PROBLEM – Find all the lines with "France" and gather them.

PROVIDED INFORMATION –
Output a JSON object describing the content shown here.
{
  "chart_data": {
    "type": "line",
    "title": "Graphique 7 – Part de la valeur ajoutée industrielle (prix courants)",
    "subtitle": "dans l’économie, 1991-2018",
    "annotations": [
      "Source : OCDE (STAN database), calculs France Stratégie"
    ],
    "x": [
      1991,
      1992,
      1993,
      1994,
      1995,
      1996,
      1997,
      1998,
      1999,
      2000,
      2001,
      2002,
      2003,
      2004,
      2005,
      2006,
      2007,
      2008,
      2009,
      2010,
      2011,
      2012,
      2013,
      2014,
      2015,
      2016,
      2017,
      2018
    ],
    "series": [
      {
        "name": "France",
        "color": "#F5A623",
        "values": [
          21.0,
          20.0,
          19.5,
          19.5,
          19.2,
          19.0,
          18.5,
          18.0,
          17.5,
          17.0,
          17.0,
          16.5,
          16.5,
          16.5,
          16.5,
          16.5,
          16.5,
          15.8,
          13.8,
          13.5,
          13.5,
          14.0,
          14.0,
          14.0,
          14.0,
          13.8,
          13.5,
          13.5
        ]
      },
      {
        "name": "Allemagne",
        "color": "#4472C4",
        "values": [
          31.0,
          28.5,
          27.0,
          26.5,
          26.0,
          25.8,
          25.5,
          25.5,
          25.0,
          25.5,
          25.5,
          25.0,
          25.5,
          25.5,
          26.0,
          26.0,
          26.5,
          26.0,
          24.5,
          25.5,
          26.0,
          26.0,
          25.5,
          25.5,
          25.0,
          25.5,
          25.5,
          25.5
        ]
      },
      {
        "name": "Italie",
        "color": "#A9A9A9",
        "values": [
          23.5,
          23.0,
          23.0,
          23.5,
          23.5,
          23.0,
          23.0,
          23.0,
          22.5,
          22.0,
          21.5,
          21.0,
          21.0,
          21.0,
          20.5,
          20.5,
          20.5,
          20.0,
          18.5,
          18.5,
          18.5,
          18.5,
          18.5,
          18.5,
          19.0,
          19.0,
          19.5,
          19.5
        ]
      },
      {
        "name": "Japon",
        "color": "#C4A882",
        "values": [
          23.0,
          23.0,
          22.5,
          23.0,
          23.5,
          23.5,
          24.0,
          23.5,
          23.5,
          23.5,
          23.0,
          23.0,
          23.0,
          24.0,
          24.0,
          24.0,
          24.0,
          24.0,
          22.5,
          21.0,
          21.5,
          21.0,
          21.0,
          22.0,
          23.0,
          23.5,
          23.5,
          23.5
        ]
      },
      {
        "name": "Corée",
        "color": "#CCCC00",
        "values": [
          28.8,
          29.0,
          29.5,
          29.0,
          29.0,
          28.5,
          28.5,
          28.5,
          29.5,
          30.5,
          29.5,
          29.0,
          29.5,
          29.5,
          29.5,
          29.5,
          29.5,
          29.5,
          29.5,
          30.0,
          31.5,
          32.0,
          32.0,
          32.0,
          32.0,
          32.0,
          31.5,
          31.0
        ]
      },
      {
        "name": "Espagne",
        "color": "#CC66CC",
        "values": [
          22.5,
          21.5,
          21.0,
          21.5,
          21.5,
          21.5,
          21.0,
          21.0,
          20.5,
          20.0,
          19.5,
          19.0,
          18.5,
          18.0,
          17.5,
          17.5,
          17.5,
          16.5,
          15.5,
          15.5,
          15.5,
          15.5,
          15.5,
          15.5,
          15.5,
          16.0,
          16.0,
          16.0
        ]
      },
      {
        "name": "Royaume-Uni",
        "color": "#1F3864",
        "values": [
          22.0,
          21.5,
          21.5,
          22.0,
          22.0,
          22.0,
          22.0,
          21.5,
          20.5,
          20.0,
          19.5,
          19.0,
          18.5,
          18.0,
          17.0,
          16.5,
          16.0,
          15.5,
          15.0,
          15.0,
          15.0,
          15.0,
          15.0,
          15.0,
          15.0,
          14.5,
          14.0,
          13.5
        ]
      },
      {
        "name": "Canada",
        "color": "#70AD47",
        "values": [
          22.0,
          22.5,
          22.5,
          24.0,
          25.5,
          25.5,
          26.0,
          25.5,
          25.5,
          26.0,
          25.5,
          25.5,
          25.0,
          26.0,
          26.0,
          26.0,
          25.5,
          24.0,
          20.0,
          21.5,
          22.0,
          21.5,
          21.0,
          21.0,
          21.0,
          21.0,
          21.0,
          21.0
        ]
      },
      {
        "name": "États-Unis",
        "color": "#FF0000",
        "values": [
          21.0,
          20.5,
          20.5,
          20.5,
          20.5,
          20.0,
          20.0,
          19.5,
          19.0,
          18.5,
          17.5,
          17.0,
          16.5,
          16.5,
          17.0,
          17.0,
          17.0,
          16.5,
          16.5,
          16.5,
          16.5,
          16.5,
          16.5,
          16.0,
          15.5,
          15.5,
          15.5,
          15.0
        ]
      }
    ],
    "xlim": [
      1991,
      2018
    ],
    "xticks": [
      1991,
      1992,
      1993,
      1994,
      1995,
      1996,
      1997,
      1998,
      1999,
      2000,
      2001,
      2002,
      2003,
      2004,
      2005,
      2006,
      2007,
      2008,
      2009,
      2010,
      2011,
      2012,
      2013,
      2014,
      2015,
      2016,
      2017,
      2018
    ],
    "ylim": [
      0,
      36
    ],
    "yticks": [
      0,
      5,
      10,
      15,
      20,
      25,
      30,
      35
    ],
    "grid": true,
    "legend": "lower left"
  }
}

CORRECT RESULT –
      "Source : OCDE (STAN database), calculs France Stratégie"
        "name": "France",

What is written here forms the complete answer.